PASSAGE TO READ
- - -
Monday, May 3, 2010

episode 4: antagony

The pace of Treme moves in almost real-time, inter-cutting back-and-forth between simultaneous episodes in character's lives: dinners, appointments, drinks, sex. This kind of day-in-the-life scripting highlights the everyday nature of culture in New Orleans: music is not only central to those moments set aside for staged performance because it also insinuates itself into the mundane and the routine...

... Antoine Batiste casually improvises a lament to the tune of the New Orleans standard St. James Infirmary while waiting to fix his busted lip at the only emergency room in New Orleans. (fyi, check out this Preservation Hall remix.) Steve Earle leads an impromptu old-timey jam session at the Apple Barrell, a tiny bar in the Frenchmen Street entertainment district. Recordings by local rapper 5th Ward Weebie's are on in the background in two key scenes (including his post-K throwdown Fuck Katrina.)...

There's nothing exceptional about music here - its just always there. But then again, its not merely a soundtrack because music accomplishes things - it creates connections between characters, suturing their lives to one another.
- - -
PROVIDED RECORDS
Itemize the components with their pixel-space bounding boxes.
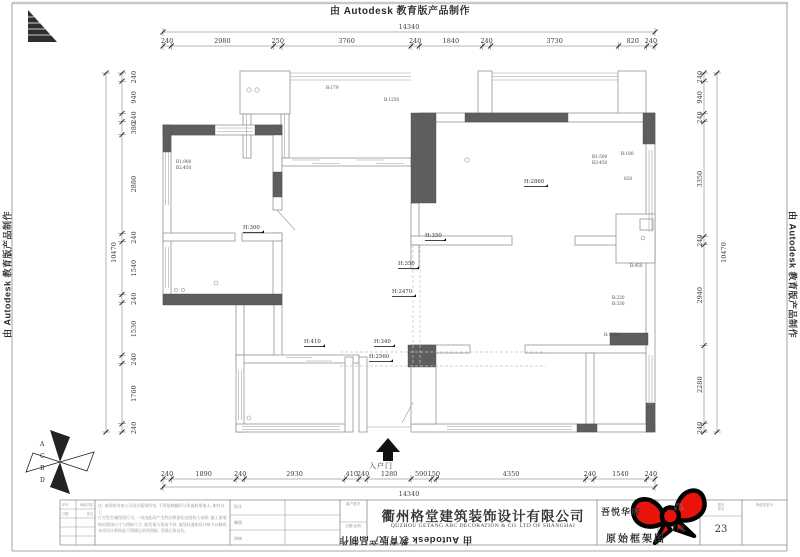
dim-label: 590 bbox=[414, 470, 428, 478]
plan-annotation: H:340 bbox=[374, 340, 395, 347]
revision-row: 序号 修改内容 bbox=[62, 503, 93, 507]
sign-cell: 客户签字 bbox=[345, 502, 361, 506]
plan-annotation: B:180 bbox=[621, 151, 634, 156]
note-line: 核对现场尺寸与图纸尺寸, 如发现与现场不符, 请及时通知设计师予以修改, bbox=[98, 521, 228, 527]
drawing-title: 原始框架图 bbox=[606, 534, 666, 545]
sliding-doors bbox=[286, 160, 404, 361]
field-row: 制图 bbox=[234, 520, 242, 525]
dim-label: 3350 bbox=[696, 170, 704, 188]
revision-table bbox=[61, 502, 94, 547]
plan-annotation: H:2860 bbox=[524, 180, 548, 187]
plan-annotation: B:1250 bbox=[384, 97, 400, 102]
dim-label: 240 bbox=[356, 470, 370, 478]
plan-annotation: H:2470 bbox=[392, 290, 416, 297]
plan-annotation: B:220 bbox=[612, 295, 625, 300]
plan-annotation: H:350 bbox=[398, 262, 419, 269]
svg-text:B: B bbox=[40, 465, 45, 472]
plan-annotation: H:2560 bbox=[369, 355, 393, 362]
dim-label: 240 bbox=[696, 111, 704, 124]
dim-label: 2980 bbox=[214, 37, 231, 45]
plan-annotation: H:410 bbox=[304, 340, 325, 347]
dim-label: 380 bbox=[130, 121, 138, 135]
revision-header: 修改变更号 bbox=[756, 503, 773, 507]
field-row: 审核 bbox=[234, 536, 242, 541]
dim-label: 820 bbox=[626, 37, 639, 45]
sheet-border bbox=[12, 3, 788, 551]
dim-label: 240 bbox=[480, 37, 493, 45]
dim-label: 150 bbox=[427, 470, 441, 478]
svg-text:C: C bbox=[40, 453, 45, 460]
dim-label: 240 bbox=[160, 470, 174, 478]
dim-total-label: 14340 bbox=[398, 23, 420, 31]
dim-label: 240 bbox=[644, 37, 658, 45]
revision-row: 日期 签名 bbox=[62, 512, 93, 516]
dim-label: 240 bbox=[696, 234, 704, 247]
entrance-arrow-icon bbox=[376, 438, 400, 461]
dim-label: 3760 bbox=[338, 37, 355, 45]
dim-label: 4350 bbox=[502, 470, 520, 478]
dim-label: 1540 bbox=[612, 470, 629, 478]
dim-label: 240 bbox=[696, 70, 704, 84]
plan-annotation: B2:450 bbox=[176, 165, 192, 170]
dim-label: 940 bbox=[130, 91, 138, 104]
compass-symbol bbox=[26, 430, 94, 494]
sheet-number: 04 bbox=[672, 524, 686, 535]
dim-label: 240 bbox=[130, 353, 138, 366]
plan-annotation: B3:450 bbox=[592, 160, 608, 165]
total-sheets: 23 bbox=[714, 524, 728, 535]
dim-label: 240 bbox=[130, 292, 138, 305]
plan-annotation: B:450 bbox=[630, 263, 643, 268]
autodesk-banner-bottom: 由 Autodesk 教育版产品制作 bbox=[338, 534, 473, 545]
dim-label: 240 bbox=[130, 111, 138, 124]
dim-label: 240 bbox=[160, 37, 174, 45]
plan-annotation: B:1300 bbox=[604, 332, 620, 337]
company-name-en: QUZHOU GETANG ABC DECORATION & CO. LTD OF SHANGHAI bbox=[390, 523, 576, 529]
autodesk-banner-top: 由 Autodesk 教育版产品制作 bbox=[329, 6, 471, 17]
dim-label: 240 bbox=[644, 470, 658, 478]
plan-annotation: H:300 bbox=[243, 226, 264, 233]
sheet-number-header: 图号 张次 bbox=[717, 503, 725, 512]
svg-text:A: A bbox=[40, 441, 45, 448]
dim-label: 940 bbox=[696, 91, 704, 104]
company-name: 衢州格堂建筑装饰设计有限公司 bbox=[381, 509, 585, 524]
svg-text:D: D bbox=[40, 477, 45, 484]
dim-label: 1540 bbox=[130, 259, 138, 277]
walls bbox=[163, 71, 655, 432]
dim-total-label: 10470 bbox=[720, 242, 728, 263]
dim-label: 1760 bbox=[130, 385, 138, 402]
titleblock-fields bbox=[232, 503, 338, 551]
dim-label: 2880 bbox=[130, 175, 138, 193]
plan-annotation: 820 bbox=[624, 176, 632, 181]
dim-label: 1530 bbox=[130, 320, 138, 338]
dim-label: 2280 bbox=[696, 376, 704, 393]
dim-label: 240 bbox=[130, 421, 138, 435]
revision-row bbox=[61, 538, 94, 547]
note-line: 未经设计师同意不得擅自更改图纸, 否则后果自负。 bbox=[98, 527, 189, 533]
revision-row bbox=[61, 520, 94, 529]
autodesk-banner-left: 由 Autodesk 教育版产品制作 bbox=[2, 211, 13, 339]
dim-label: 240 bbox=[408, 37, 422, 45]
note-line: 注: 本图纸为本公司设计版权所有, 不得复制翻印分发或转借他人, 如有以上 bbox=[98, 503, 225, 515]
dim-label: 2940 bbox=[696, 286, 704, 304]
dim-label: 240 bbox=[233, 470, 247, 478]
plan-annotation: B:179 bbox=[326, 85, 339, 90]
dim-label: 240 bbox=[130, 70, 138, 84]
dim-label: 1280 bbox=[380, 470, 398, 478]
dim-total-label: 14340 bbox=[398, 490, 420, 498]
dim-total-label: 10470 bbox=[110, 242, 118, 263]
dim-label: 250 bbox=[271, 37, 284, 45]
sheet-type-header: 图别 施工图 bbox=[673, 503, 685, 512]
dim-label: 1840 bbox=[442, 37, 460, 45]
dim-label: 410 bbox=[345, 470, 359, 478]
note-line: 行为发生属侵权行为, 一切由此而产生的法律责任由侵权人承担; 施工前请 bbox=[98, 515, 227, 521]
project-name: 吾悦华府 bbox=[601, 507, 642, 517]
plan-annotation: B:330 bbox=[612, 301, 625, 306]
plan-annotation: B1:500 bbox=[592, 154, 608, 159]
plan-annotation: B1:900 bbox=[176, 159, 192, 164]
dim-label: 240 bbox=[696, 421, 704, 435]
sign-cell: 日期 比例 bbox=[345, 524, 361, 528]
dim-label: 2930 bbox=[286, 470, 303, 478]
dim-label: 1890 bbox=[195, 470, 212, 478]
plan-annotation: H:350 bbox=[425, 234, 446, 241]
revision-row bbox=[61, 529, 94, 538]
dim-label: 3730 bbox=[546, 37, 563, 45]
titleblock-notes bbox=[98, 503, 228, 534]
autodesk-banner-right: 由 Autodesk 教育版产品制作 bbox=[787, 210, 798, 338]
entrance-door-label: 入户门 bbox=[369, 463, 393, 470]
field-row: 设计 bbox=[234, 504, 242, 509]
signature-cells bbox=[341, 502, 365, 546]
dim-label: 240 bbox=[130, 231, 138, 244]
dim-label: 240 bbox=[583, 470, 597, 478]
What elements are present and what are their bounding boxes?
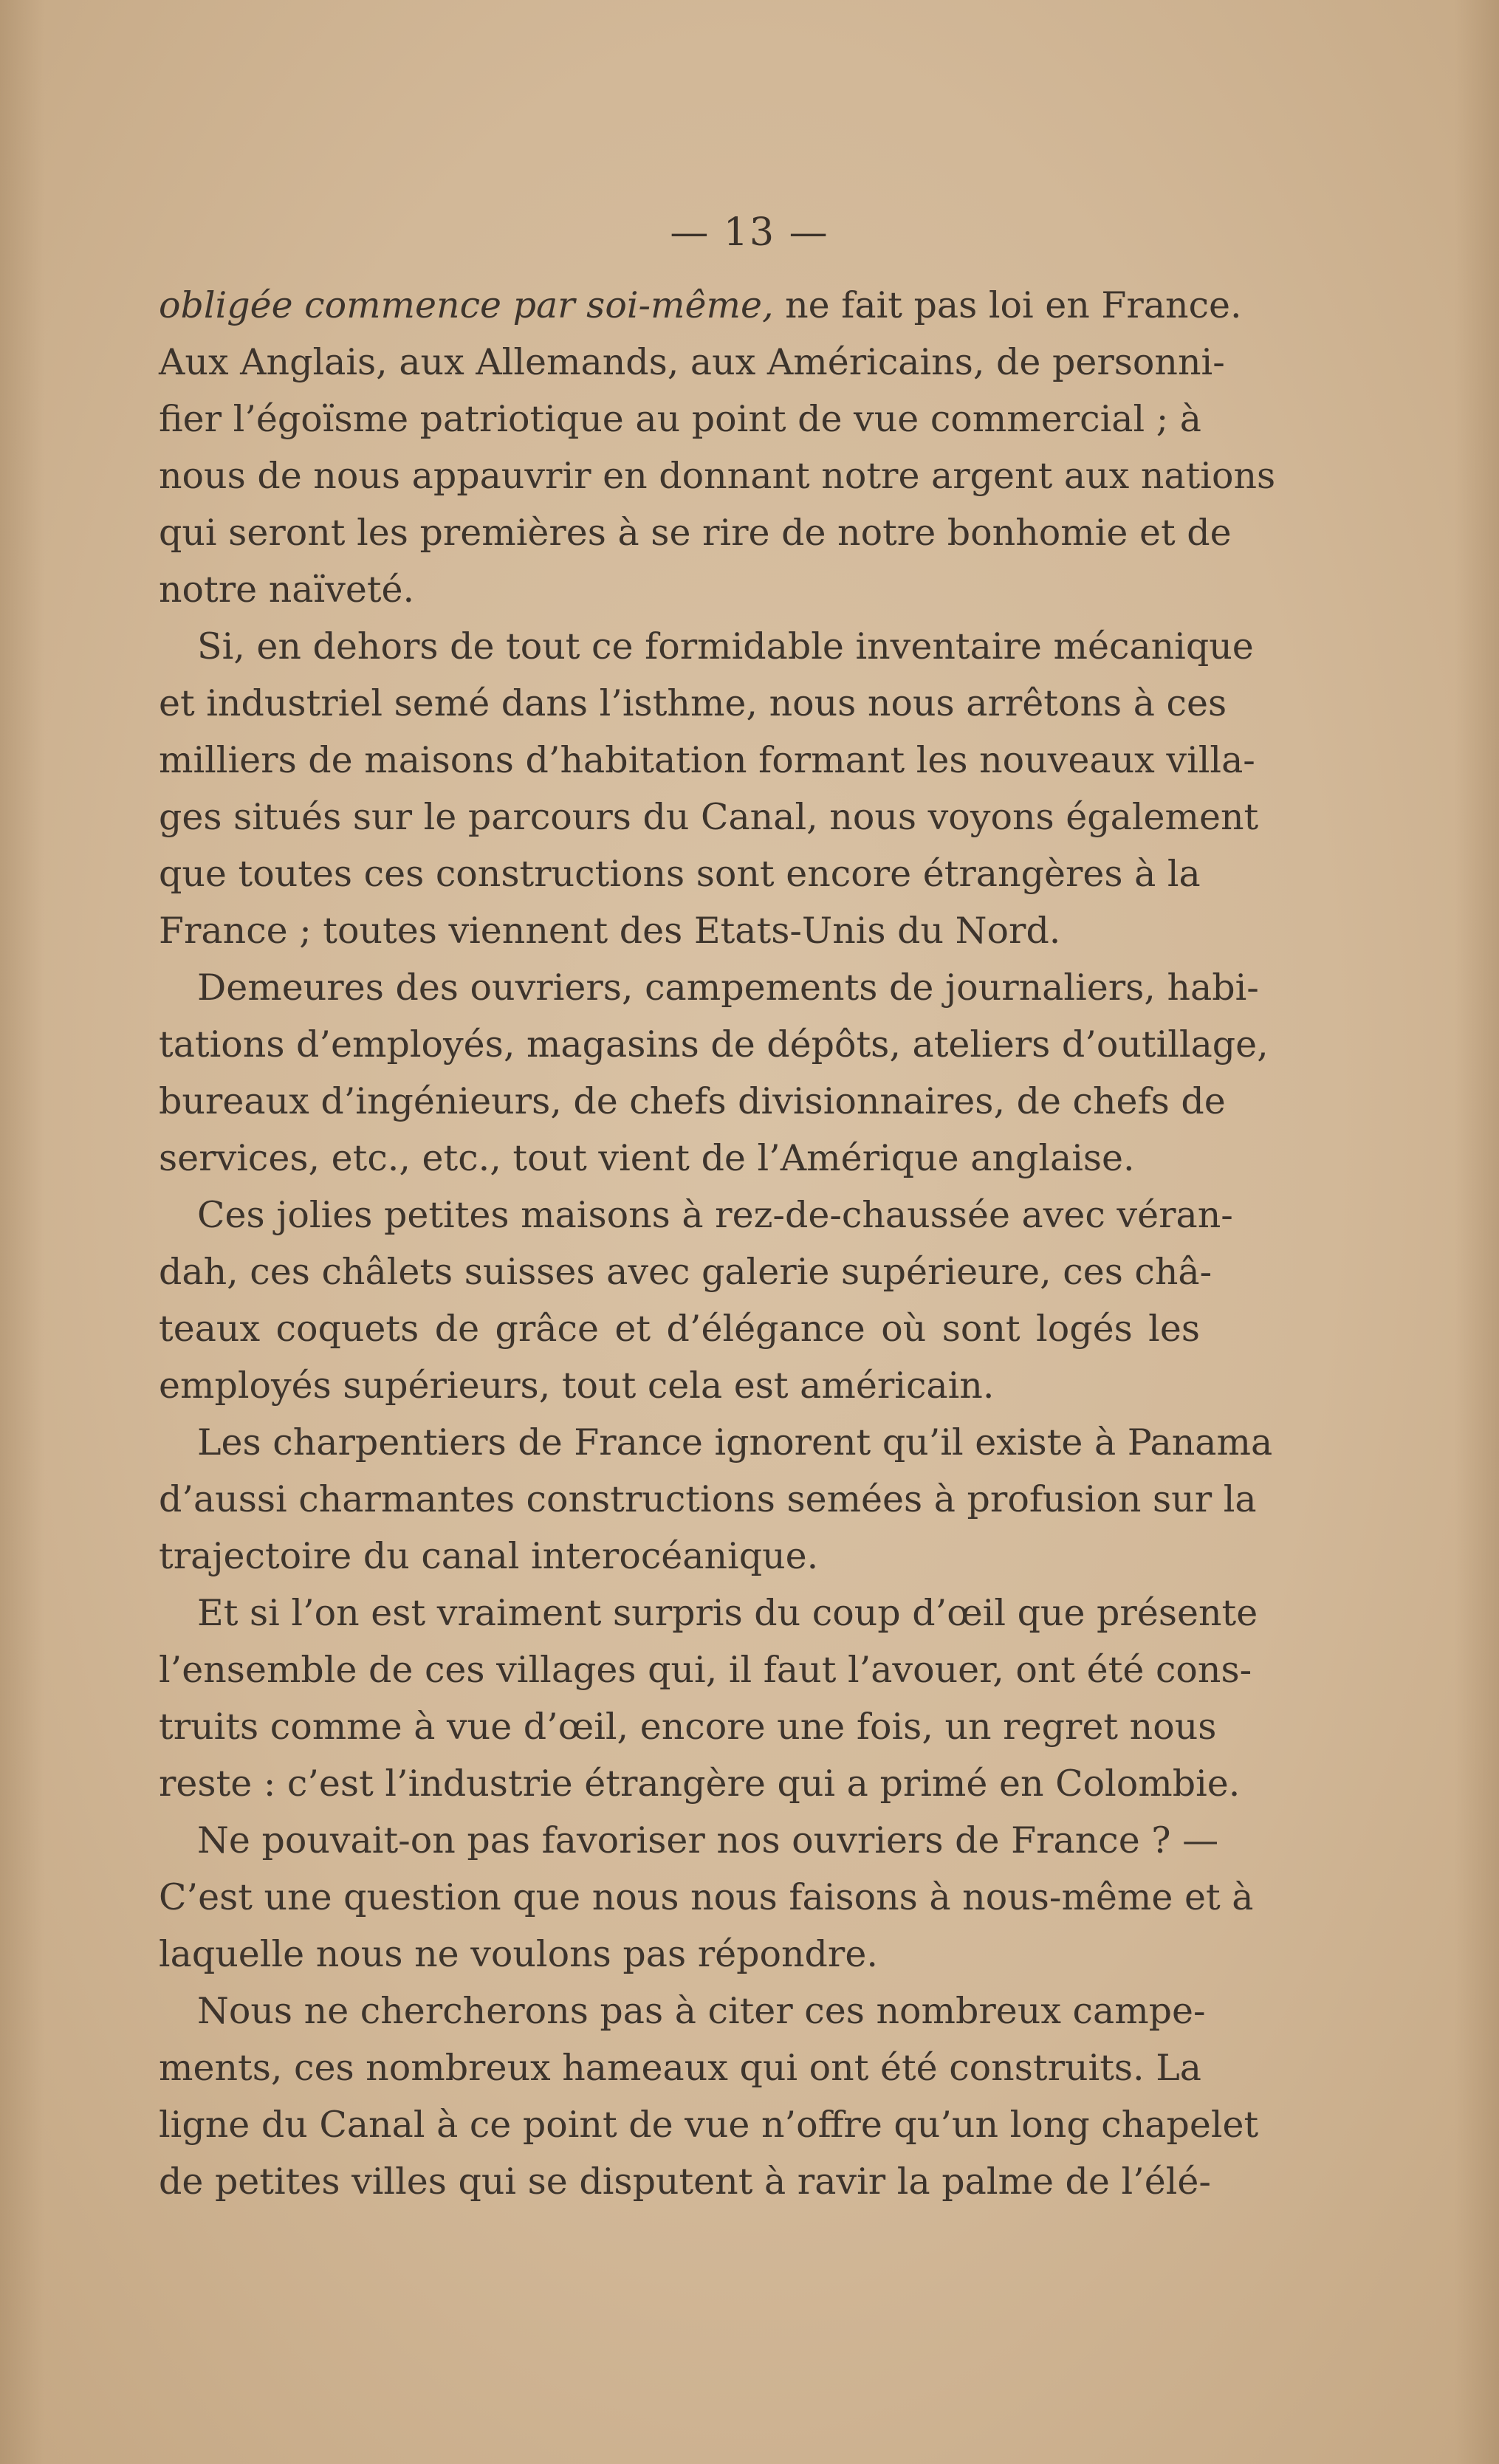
text-line <box>159 1869 1254 1926</box>
page-edge-left <box>0 0 44 2464</box>
text-line-content: Et si l’on est vraiment surpris du coup d’œil que présente <box>197 1592 1258 1634</box>
text-line-content: reste : c’est l’industrie étrangère qui a primé en Colombie. <box>159 1763 1241 1805</box>
text-line-content: dah, ces châlets suisses avec galerie supérieure, ces châ- <box>159 1251 1212 1293</box>
text-line <box>159 1187 1233 1243</box>
text-line-content: de petites villes qui se disputent à ravir la palme de l’élé- <box>159 2161 1211 2203</box>
text-line <box>159 1585 1258 1641</box>
text-line <box>159 1471 1257 1528</box>
page-edge-right <box>1455 0 1499 2464</box>
text-line <box>159 1414 1273 1471</box>
page-number-header: — 13 — <box>670 210 829 255</box>
text-line-content: Ces jolies petites maisons à rez-de-chaussée avec véran- <box>197 1194 1233 1236</box>
text-line-content: d’aussi charmantes constructions semées à profusion sur la <box>159 1478 1257 1520</box>
text-line-content: Les charpentiers de France ignorent qu’il existe à Panama <box>197 1421 1273 1463</box>
text-line <box>159 1812 1219 1869</box>
text-line-content: France ; toutes viennent des Etats-Unis du Nord. <box>159 910 1061 952</box>
text-line <box>159 1698 1217 1755</box>
text-line <box>159 2153 1211 2210</box>
text-line-content: Ne pouvait-on pas favoriser nos ouvriers de France ? — <box>197 1819 1219 1861</box>
text-line-content: Si, en dehors de tout ce formidable inventaire mécanique <box>197 625 1254 668</box>
text-line-content: Nous ne chercherons pas à citer ces nombreux campe- <box>197 1990 1206 2032</box>
text-line-content: qui seront les premières à se rire de notre bonhomie et de <box>159 512 1232 554</box>
text-line-content: milliers de maisons d’habitation formant les nouveaux villa- <box>159 739 1255 781</box>
text-line-content: bureaux d’ingénieurs, de chefs divisionnaires, de chefs de <box>159 1080 1226 1122</box>
text-line <box>159 1243 1212 1300</box>
text-line-content: nous de nous appauvrir en donnant notre argent aux nations <box>159 455 1276 497</box>
text-line <box>159 2039 1200 2096</box>
text-line <box>159 1983 1206 2039</box>
text-line <box>159 334 1225 391</box>
text-line-content: que toutes ces constructions sont encore étrangères à la <box>159 853 1201 895</box>
text-line <box>159 1641 1252 1698</box>
text-line-content: C’est une question que nous nous faisons à nous-même et à <box>159 1876 1254 1918</box>
text-line-content: trajectoire du canal interocéanique. <box>159 1535 819 1577</box>
text-line <box>159 1300 1200 1357</box>
text-line <box>159 447 1276 504</box>
text-line-content: laquelle nous ne voulons pas répondre. <box>159 1933 878 1975</box>
text-line <box>159 789 1259 845</box>
body-text <box>159 277 1276 2210</box>
text-line-content: tations d’employés, magasins de dépôts, ateliers d’outillage, <box>159 1023 1269 1065</box>
text-line-content: teaux coquets de grâce et d’élégance où sont logés les <box>159 1308 1200 1350</box>
text-line <box>159 391 1200 447</box>
text-line <box>159 1073 1226 1130</box>
text-line <box>159 2096 1259 2153</box>
text-line <box>159 561 1200 618</box>
text-line <box>159 1016 1269 1073</box>
text-line <box>159 732 1255 789</box>
text-line-content: et industriel semé dans l’isthme, nous nous arrêtons à ces <box>159 682 1227 724</box>
text-line <box>159 845 1200 902</box>
text-line-content: services, etc., etc., tout vient de l’Amérique anglaise. <box>159 1137 1135 1179</box>
text-line <box>159 1926 1200 1983</box>
text-line <box>159 1528 1200 1585</box>
text-line <box>159 1357 1200 1414</box>
text-line-content: l’ensemble de ces villages qui, il faut l’avouer, ont été cons- <box>159 1649 1252 1691</box>
text-line <box>159 902 1200 959</box>
italic-phrase: obligée commence par soi-même, <box>159 284 774 326</box>
text-line-content: ges situés sur le parcours du Canal, nous voyons également <box>159 796 1259 838</box>
text-line-content: Aux Anglais, aux Allemands, aux Américains, de personni- <box>159 341 1225 383</box>
text-line-content: ligne du Canal à ce point de vue n’offre qu’un long chapelet <box>159 2104 1259 2146</box>
text-line-content: fier l’égoïsme patriotique au point de vue commercial ; à <box>159 398 1202 440</box>
text-line-content: notre naïveté. <box>159 569 415 611</box>
text-line-content: ments, ces nombreux hameaux qui ont été construits. La <box>159 2047 1201 2089</box>
text-line <box>159 277 1242 334</box>
text-line-content: ne fait pas loi en France. <box>773 284 1242 326</box>
text-line-content: Demeures des ouvriers, campements de journaliers, habi- <box>197 967 1259 1009</box>
text-line <box>159 504 1232 561</box>
text-line <box>159 959 1259 1016</box>
text-line <box>159 1130 1200 1187</box>
text-line-content: truits comme à vue d’œil, encore une fois, un regret nous <box>159 1706 1217 1748</box>
text-line <box>159 1755 1241 1812</box>
text-line <box>159 618 1254 675</box>
text-line-content: employés supérieurs, tout cela est américain. <box>159 1365 995 1407</box>
text-line <box>159 675 1227 732</box>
- - -
TASKS TO COMPLETE
1. Translate this sentence from the post on Treme into Spanish: "Steve Earle leads an impromptu old-timey jam session at the Apple Barrell, a tiny bar in the Frenchmen Street entertainment district."
2. Repeat, word for word, the stretch of the post on Treme from "Monday, May 3, 2010" through "and the routine...".
The items have no connection to the post on Treme.

ANSWERS
1. Steve Earle dirige una improvisada sesión de música al estilo de antaño en el Apple Barrell, un pequeño bar del distrito de ocio de Frenchmen Street.

2.
Monday, May 3, 2010

episode 4: antagony

The pace of Treme moves in almost real-time, inter-cutting back-and-forth between simultaneous episodes in character's lives: dinners, appointments, drinks, sex. This kind of day-in-the-life scripting highlights the everyday nature of culture in New Orleans: music is not only central to those moments set aside for staged performance because it also insinuates itself into the mundane and the routine...